YOUR OBJECTIVE:
Count lines holding the string "title" in the data that follows. Reply with one number only.

--- START OF INFORMATION SUPPLIED ---

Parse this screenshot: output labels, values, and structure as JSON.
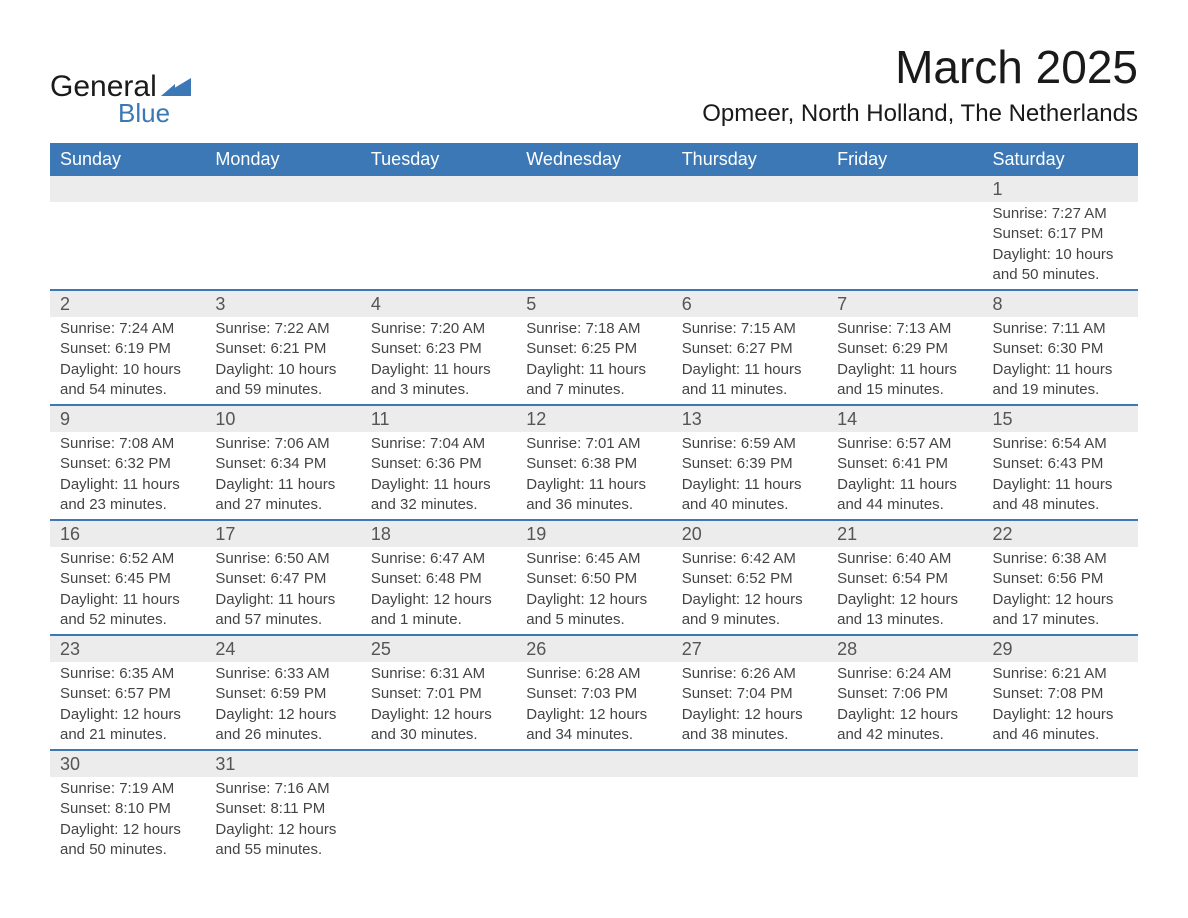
{
  "brand": {
    "name1": "General",
    "name2": "Blue",
    "logo_color": "#3b78b5",
    "text_color": "#1a1a1a"
  },
  "title": "March 2025",
  "location": "Opmeer, North Holland, The Netherlands",
  "colors": {
    "header_bg": "#3b78b5",
    "header_text": "#ffffff",
    "daybar_bg": "#ececec",
    "daybar_border": "#3b78b5",
    "body_text": "#444444",
    "page_bg": "#ffffff"
  },
  "day_headers": [
    "Sunday",
    "Monday",
    "Tuesday",
    "Wednesday",
    "Thursday",
    "Friday",
    "Saturday"
  ],
  "weeks": [
    [
      null,
      null,
      null,
      null,
      null,
      null,
      {
        "n": "1",
        "sunrise": "Sunrise: 7:27 AM",
        "sunset": "Sunset: 6:17 PM",
        "dl1": "Daylight: 10 hours",
        "dl2": "and 50 minutes."
      }
    ],
    [
      {
        "n": "2",
        "sunrise": "Sunrise: 7:24 AM",
        "sunset": "Sunset: 6:19 PM",
        "dl1": "Daylight: 10 hours",
        "dl2": "and 54 minutes."
      },
      {
        "n": "3",
        "sunrise": "Sunrise: 7:22 AM",
        "sunset": "Sunset: 6:21 PM",
        "dl1": "Daylight: 10 hours",
        "dl2": "and 59 minutes."
      },
      {
        "n": "4",
        "sunrise": "Sunrise: 7:20 AM",
        "sunset": "Sunset: 6:23 PM",
        "dl1": "Daylight: 11 hours",
        "dl2": "and 3 minutes."
      },
      {
        "n": "5",
        "sunrise": "Sunrise: 7:18 AM",
        "sunset": "Sunset: 6:25 PM",
        "dl1": "Daylight: 11 hours",
        "dl2": "and 7 minutes."
      },
      {
        "n": "6",
        "sunrise": "Sunrise: 7:15 AM",
        "sunset": "Sunset: 6:27 PM",
        "dl1": "Daylight: 11 hours",
        "dl2": "and 11 minutes."
      },
      {
        "n": "7",
        "sunrise": "Sunrise: 7:13 AM",
        "sunset": "Sunset: 6:29 PM",
        "dl1": "Daylight: 11 hours",
        "dl2": "and 15 minutes."
      },
      {
        "n": "8",
        "sunrise": "Sunrise: 7:11 AM",
        "sunset": "Sunset: 6:30 PM",
        "dl1": "Daylight: 11 hours",
        "dl2": "and 19 minutes."
      }
    ],
    [
      {
        "n": "9",
        "sunrise": "Sunrise: 7:08 AM",
        "sunset": "Sunset: 6:32 PM",
        "dl1": "Daylight: 11 hours",
        "dl2": "and 23 minutes."
      },
      {
        "n": "10",
        "sunrise": "Sunrise: 7:06 AM",
        "sunset": "Sunset: 6:34 PM",
        "dl1": "Daylight: 11 hours",
        "dl2": "and 27 minutes."
      },
      {
        "n": "11",
        "sunrise": "Sunrise: 7:04 AM",
        "sunset": "Sunset: 6:36 PM",
        "dl1": "Daylight: 11 hours",
        "dl2": "and 32 minutes."
      },
      {
        "n": "12",
        "sunrise": "Sunrise: 7:01 AM",
        "sunset": "Sunset: 6:38 PM",
        "dl1": "Daylight: 11 hours",
        "dl2": "and 36 minutes."
      },
      {
        "n": "13",
        "sunrise": "Sunrise: 6:59 AM",
        "sunset": "Sunset: 6:39 PM",
        "dl1": "Daylight: 11 hours",
        "dl2": "and 40 minutes."
      },
      {
        "n": "14",
        "sunrise": "Sunrise: 6:57 AM",
        "sunset": "Sunset: 6:41 PM",
        "dl1": "Daylight: 11 hours",
        "dl2": "and 44 minutes."
      },
      {
        "n": "15",
        "sunrise": "Sunrise: 6:54 AM",
        "sunset": "Sunset: 6:43 PM",
        "dl1": "Daylight: 11 hours",
        "dl2": "and 48 minutes."
      }
    ],
    [
      {
        "n": "16",
        "sunrise": "Sunrise: 6:52 AM",
        "sunset": "Sunset: 6:45 PM",
        "dl1": "Daylight: 11 hours",
        "dl2": "and 52 minutes."
      },
      {
        "n": "17",
        "sunrise": "Sunrise: 6:50 AM",
        "sunset": "Sunset: 6:47 PM",
        "dl1": "Daylight: 11 hours",
        "dl2": "and 57 minutes."
      },
      {
        "n": "18",
        "sunrise": "Sunrise: 6:47 AM",
        "sunset": "Sunset: 6:48 PM",
        "dl1": "Daylight: 12 hours",
        "dl2": "and 1 minute."
      },
      {
        "n": "19",
        "sunrise": "Sunrise: 6:45 AM",
        "sunset": "Sunset: 6:50 PM",
        "dl1": "Daylight: 12 hours",
        "dl2": "and 5 minutes."
      },
      {
        "n": "20",
        "sunrise": "Sunrise: 6:42 AM",
        "sunset": "Sunset: 6:52 PM",
        "dl1": "Daylight: 12 hours",
        "dl2": "and 9 minutes."
      },
      {
        "n": "21",
        "sunrise": "Sunrise: 6:40 AM",
        "sunset": "Sunset: 6:54 PM",
        "dl1": "Daylight: 12 hours",
        "dl2": "and 13 minutes."
      },
      {
        "n": "22",
        "sunrise": "Sunrise: 6:38 AM",
        "sunset": "Sunset: 6:56 PM",
        "dl1": "Daylight: 12 hours",
        "dl2": "and 17 minutes."
      }
    ],
    [
      {
        "n": "23",
        "sunrise": "Sunrise: 6:35 AM",
        "sunset": "Sunset: 6:57 PM",
        "dl1": "Daylight: 12 hours",
        "dl2": "and 21 minutes."
      },
      {
        "n": "24",
        "sunrise": "Sunrise: 6:33 AM",
        "sunset": "Sunset: 6:59 PM",
        "dl1": "Daylight: 12 hours",
        "dl2": "and 26 minutes."
      },
      {
        "n": "25",
        "sunrise": "Sunrise: 6:31 AM",
        "sunset": "Sunset: 7:01 PM",
        "dl1": "Daylight: 12 hours",
        "dl2": "and 30 minutes."
      },
      {
        "n": "26",
        "sunrise": "Sunrise: 6:28 AM",
        "sunset": "Sunset: 7:03 PM",
        "dl1": "Daylight: 12 hours",
        "dl2": "and 34 minutes."
      },
      {
        "n": "27",
        "sunrise": "Sunrise: 6:26 AM",
        "sunset": "Sunset: 7:04 PM",
        "dl1": "Daylight: 12 hours",
        "dl2": "and 38 minutes."
      },
      {
        "n": "28",
        "sunrise": "Sunrise: 6:24 AM",
        "sunset": "Sunset: 7:06 PM",
        "dl1": "Daylight: 12 hours",
        "dl2": "and 42 minutes."
      },
      {
        "n": "29",
        "sunrise": "Sunrise: 6:21 AM",
        "sunset": "Sunset: 7:08 PM",
        "dl1": "Daylight: 12 hours",
        "dl2": "and 46 minutes."
      }
    ],
    [
      {
        "n": "30",
        "sunrise": "Sunrise: 7:19 AM",
        "sunset": "Sunset: 8:10 PM",
        "dl1": "Daylight: 12 hours",
        "dl2": "and 50 minutes."
      },
      {
        "n": "31",
        "sunrise": "Sunrise: 7:16 AM",
        "sunset": "Sunset: 8:11 PM",
        "dl1": "Daylight: 12 hours",
        "dl2": "and 55 minutes."
      },
      null,
      null,
      null,
      null,
      null
    ]
  ]
}
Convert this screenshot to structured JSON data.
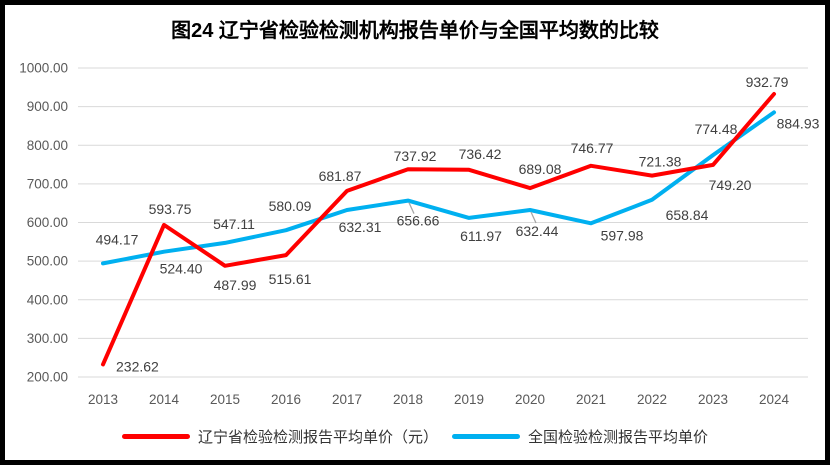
{
  "chart_data": {
    "type": "line",
    "title": "图24 辽宁省检验检测机构报告单价与全国平均数的比较",
    "categories": [
      "2013",
      "2014",
      "2015",
      "2016",
      "2017",
      "2018",
      "2019",
      "2020",
      "2021",
      "2022",
      "2023",
      "2024"
    ],
    "series": [
      {
        "name": "辽宁省检验检测报告平均单价（元）",
        "color": "#FF0000",
        "values": [
          232.62,
          593.75,
          487.99,
          515.61,
          681.87,
          737.92,
          736.42,
          689.08,
          746.77,
          721.38,
          749.2,
          932.79
        ],
        "label_offsets": [
          [
            13,
            7,
            "start"
          ],
          [
            6,
            -11,
            "middle"
          ],
          [
            10,
            24,
            "middle"
          ],
          [
            4,
            29,
            "middle"
          ],
          [
            -7,
            -10,
            "middle"
          ],
          [
            7,
            -8,
            "middle"
          ],
          [
            11,
            -11,
            "middle"
          ],
          [
            10,
            -14,
            "middle"
          ],
          [
            1,
            -13,
            "middle"
          ],
          [
            8,
            -9,
            "middle"
          ],
          [
            17,
            25,
            "middle"
          ],
          [
            -7,
            -7,
            "middle"
          ]
        ],
        "leader_line_indices": []
      },
      {
        "name": "全国检验检测报告平均单价",
        "color": "#00B0F0",
        "values": [
          494.17,
          524.4,
          547.11,
          580.09,
          632.31,
          656.66,
          611.97,
          632.44,
          597.98,
          658.84,
          774.48,
          884.93
        ],
        "label_offsets": [
          [
            14,
            -19,
            "middle"
          ],
          [
            17,
            22,
            "middle"
          ],
          [
            9,
            -14,
            "middle"
          ],
          [
            4,
            -19,
            "middle"
          ],
          [
            13,
            22,
            "middle"
          ],
          [
            10,
            25,
            "middle"
          ],
          [
            12,
            23,
            "middle"
          ],
          [
            7,
            26,
            "middle"
          ],
          [
            31,
            17,
            "middle"
          ],
          [
            35,
            20,
            "middle"
          ],
          [
            3,
            -21,
            "middle"
          ],
          [
            24,
            16,
            "middle"
          ]
        ],
        "leader_line_indices": [
          5,
          7
        ]
      }
    ],
    "ylim": [
      200,
      1000
    ],
    "ytick_step": 100,
    "ytick_decimals": 2,
    "data_label_decimals": 2,
    "grid": "horizontal",
    "gridline_color": "#D9D9D9",
    "tick_label_color": "#595959",
    "data_label_color": "#404040",
    "leader_line_color": "#A6A6A6",
    "legend_position": "bottom"
  }
}
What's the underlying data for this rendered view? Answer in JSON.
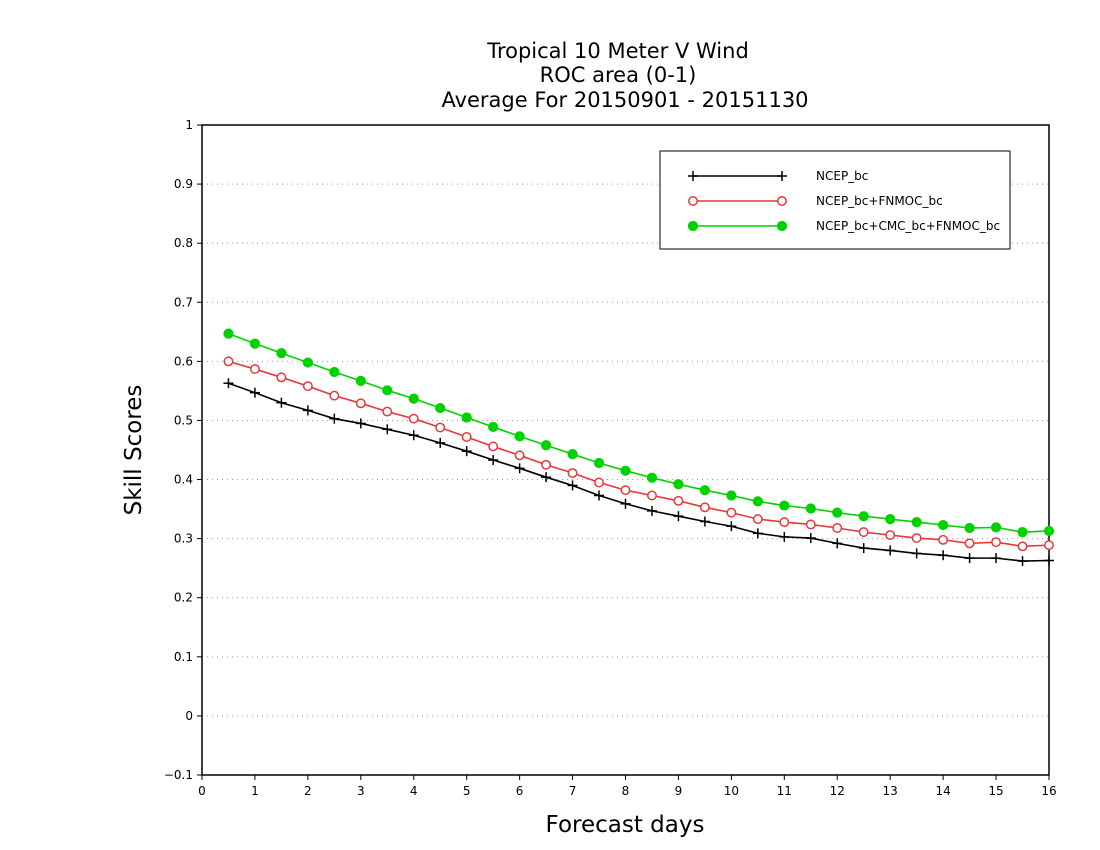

--- END OF INFORMATION SUPPLIED ---

WORKED ANSWER:
2